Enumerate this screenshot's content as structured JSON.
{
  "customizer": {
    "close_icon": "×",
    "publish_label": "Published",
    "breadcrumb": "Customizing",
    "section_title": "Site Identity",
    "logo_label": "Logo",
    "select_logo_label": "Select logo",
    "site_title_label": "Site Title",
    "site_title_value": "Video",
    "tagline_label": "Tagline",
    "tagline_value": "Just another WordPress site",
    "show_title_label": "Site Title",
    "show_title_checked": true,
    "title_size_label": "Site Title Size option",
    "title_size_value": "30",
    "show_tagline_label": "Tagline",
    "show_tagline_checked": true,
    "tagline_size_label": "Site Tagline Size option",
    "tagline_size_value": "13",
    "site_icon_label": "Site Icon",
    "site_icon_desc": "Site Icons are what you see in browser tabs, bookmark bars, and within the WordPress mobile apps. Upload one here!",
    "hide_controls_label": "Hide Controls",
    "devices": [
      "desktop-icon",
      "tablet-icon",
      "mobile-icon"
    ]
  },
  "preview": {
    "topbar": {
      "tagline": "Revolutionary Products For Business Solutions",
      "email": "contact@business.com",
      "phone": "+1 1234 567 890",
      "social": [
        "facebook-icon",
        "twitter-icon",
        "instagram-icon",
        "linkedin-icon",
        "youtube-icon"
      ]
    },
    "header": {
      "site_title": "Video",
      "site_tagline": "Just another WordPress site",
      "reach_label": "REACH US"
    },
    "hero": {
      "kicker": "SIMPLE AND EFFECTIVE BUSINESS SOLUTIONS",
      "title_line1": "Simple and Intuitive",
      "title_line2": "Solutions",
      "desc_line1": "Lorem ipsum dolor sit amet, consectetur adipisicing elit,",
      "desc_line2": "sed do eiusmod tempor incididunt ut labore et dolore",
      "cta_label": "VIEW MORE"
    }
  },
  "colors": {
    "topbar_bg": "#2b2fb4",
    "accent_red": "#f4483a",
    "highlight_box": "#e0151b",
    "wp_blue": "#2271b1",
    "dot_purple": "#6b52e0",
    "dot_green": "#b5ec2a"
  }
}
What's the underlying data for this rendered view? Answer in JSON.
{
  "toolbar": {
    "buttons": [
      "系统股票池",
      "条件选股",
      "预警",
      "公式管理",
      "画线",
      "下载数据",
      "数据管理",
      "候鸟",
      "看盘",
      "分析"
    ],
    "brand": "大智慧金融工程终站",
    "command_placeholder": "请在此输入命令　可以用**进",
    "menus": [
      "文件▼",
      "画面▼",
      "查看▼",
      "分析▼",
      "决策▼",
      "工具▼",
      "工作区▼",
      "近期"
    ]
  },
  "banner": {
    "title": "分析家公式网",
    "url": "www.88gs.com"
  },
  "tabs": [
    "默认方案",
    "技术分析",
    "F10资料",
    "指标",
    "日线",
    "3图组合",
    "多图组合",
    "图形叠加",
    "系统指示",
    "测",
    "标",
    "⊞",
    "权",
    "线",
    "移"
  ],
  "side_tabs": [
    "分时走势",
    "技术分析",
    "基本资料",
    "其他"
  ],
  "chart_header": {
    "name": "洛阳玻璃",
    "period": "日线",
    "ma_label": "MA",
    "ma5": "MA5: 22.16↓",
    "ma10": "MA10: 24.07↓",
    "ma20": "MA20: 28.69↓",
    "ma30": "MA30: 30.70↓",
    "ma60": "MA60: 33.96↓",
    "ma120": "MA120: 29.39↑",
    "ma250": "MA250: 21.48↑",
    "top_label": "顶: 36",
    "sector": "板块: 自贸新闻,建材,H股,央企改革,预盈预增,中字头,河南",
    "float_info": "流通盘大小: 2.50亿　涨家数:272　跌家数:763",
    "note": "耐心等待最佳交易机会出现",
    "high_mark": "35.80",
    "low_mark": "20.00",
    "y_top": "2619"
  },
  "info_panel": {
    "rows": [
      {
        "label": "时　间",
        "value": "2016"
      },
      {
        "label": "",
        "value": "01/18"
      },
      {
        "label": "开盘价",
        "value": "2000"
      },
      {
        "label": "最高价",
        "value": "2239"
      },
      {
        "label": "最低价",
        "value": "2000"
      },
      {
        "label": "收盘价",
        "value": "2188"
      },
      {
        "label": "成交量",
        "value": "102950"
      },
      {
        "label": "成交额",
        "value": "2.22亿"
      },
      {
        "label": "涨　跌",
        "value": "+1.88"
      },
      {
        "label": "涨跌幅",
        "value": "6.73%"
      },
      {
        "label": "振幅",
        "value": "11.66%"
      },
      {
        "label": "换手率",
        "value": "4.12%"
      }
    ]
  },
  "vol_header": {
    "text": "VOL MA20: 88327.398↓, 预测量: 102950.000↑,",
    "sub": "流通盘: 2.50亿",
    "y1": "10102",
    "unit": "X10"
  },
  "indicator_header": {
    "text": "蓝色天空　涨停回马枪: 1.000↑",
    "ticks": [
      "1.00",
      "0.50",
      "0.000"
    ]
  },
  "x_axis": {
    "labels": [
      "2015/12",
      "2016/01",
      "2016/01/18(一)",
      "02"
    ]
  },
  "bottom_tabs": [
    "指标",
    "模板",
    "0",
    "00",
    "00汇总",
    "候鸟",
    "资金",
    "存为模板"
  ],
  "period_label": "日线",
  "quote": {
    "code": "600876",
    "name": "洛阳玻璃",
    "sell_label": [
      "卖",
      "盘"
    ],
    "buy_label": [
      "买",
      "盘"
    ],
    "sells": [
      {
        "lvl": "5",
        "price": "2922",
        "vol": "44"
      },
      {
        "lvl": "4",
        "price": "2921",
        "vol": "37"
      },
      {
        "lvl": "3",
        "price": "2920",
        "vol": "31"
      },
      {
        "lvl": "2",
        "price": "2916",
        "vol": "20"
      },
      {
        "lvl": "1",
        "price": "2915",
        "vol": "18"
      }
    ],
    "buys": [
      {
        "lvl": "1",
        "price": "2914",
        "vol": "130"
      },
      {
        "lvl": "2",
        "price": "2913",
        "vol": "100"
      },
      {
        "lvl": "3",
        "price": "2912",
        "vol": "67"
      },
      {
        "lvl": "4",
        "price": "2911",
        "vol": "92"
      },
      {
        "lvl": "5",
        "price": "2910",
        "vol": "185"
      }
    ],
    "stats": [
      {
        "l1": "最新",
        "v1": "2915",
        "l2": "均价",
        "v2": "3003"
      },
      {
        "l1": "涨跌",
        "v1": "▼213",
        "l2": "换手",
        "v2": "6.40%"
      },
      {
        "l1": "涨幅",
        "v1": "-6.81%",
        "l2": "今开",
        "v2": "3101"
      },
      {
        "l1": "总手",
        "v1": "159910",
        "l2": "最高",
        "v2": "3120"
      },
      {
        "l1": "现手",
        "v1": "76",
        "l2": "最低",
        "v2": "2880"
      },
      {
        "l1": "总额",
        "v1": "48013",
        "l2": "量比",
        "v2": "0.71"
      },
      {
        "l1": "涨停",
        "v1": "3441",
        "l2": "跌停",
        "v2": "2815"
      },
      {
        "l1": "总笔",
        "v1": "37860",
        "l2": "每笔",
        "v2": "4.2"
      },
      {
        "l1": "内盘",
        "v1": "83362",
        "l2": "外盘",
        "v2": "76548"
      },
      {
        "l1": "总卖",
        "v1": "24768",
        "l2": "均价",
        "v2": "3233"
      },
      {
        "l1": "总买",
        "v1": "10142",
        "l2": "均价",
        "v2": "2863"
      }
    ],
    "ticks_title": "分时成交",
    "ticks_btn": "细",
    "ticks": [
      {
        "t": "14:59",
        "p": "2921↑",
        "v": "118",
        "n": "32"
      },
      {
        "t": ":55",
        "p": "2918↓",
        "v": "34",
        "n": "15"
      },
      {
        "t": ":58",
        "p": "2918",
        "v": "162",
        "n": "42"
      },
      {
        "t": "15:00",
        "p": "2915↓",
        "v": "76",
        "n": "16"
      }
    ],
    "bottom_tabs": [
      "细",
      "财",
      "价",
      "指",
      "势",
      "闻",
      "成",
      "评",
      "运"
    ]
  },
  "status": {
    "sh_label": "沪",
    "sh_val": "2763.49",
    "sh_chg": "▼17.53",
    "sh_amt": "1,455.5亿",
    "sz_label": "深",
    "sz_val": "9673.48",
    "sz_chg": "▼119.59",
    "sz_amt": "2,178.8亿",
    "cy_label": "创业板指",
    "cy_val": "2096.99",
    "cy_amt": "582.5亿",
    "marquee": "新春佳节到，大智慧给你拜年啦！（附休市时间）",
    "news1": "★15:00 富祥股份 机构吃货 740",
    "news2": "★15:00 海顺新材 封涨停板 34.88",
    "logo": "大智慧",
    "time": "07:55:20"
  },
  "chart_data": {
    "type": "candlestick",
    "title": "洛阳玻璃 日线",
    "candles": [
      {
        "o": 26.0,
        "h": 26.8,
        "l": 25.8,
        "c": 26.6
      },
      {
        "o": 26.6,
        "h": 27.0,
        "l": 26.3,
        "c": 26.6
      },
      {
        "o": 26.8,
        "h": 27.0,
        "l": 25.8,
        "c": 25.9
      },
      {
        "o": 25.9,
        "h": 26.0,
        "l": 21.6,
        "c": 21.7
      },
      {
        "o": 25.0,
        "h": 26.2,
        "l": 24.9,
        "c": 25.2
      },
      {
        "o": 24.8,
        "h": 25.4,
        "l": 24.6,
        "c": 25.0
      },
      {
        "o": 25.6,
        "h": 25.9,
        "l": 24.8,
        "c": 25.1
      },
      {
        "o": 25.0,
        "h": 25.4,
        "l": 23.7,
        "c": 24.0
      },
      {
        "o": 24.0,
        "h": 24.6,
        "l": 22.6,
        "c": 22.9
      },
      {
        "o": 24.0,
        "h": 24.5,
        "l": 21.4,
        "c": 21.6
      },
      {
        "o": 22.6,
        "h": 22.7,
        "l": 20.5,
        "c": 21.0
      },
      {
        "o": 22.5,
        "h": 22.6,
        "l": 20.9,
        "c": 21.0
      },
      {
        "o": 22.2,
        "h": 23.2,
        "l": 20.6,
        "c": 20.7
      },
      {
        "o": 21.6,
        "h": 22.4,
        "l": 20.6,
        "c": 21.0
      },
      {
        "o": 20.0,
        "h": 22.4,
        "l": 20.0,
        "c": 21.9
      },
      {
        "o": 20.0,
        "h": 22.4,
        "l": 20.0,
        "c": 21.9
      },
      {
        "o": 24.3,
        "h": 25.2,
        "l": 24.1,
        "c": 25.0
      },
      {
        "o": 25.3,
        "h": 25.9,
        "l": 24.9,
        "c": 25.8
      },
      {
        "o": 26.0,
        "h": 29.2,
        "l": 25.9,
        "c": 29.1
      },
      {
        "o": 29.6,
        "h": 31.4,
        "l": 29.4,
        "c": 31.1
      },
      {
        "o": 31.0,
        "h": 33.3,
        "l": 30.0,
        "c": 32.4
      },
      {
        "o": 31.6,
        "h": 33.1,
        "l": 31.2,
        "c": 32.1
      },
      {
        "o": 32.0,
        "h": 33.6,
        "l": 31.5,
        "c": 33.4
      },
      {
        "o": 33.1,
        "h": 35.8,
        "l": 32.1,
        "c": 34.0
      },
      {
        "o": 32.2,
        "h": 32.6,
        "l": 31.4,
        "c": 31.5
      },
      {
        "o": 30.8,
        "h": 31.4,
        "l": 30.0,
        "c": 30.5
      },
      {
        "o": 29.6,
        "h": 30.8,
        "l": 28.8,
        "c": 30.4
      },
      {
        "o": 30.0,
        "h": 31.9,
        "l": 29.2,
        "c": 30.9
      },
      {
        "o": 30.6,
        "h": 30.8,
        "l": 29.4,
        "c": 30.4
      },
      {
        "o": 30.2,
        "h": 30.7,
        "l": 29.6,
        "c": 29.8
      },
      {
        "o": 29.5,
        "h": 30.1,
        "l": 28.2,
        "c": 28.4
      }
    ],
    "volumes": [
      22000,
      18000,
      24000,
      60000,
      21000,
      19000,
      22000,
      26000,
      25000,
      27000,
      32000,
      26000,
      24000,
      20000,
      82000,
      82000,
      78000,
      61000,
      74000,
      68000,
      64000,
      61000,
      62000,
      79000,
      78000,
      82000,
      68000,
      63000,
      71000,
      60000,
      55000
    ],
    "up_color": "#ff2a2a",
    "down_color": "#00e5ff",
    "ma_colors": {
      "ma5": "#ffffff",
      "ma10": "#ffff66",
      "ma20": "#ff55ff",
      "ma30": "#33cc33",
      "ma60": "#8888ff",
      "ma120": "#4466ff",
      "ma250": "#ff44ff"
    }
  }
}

__Task to carry out__: Say how many lines in the records hold the string "JSON", and say nothing else.

__Output of the exercise__: 2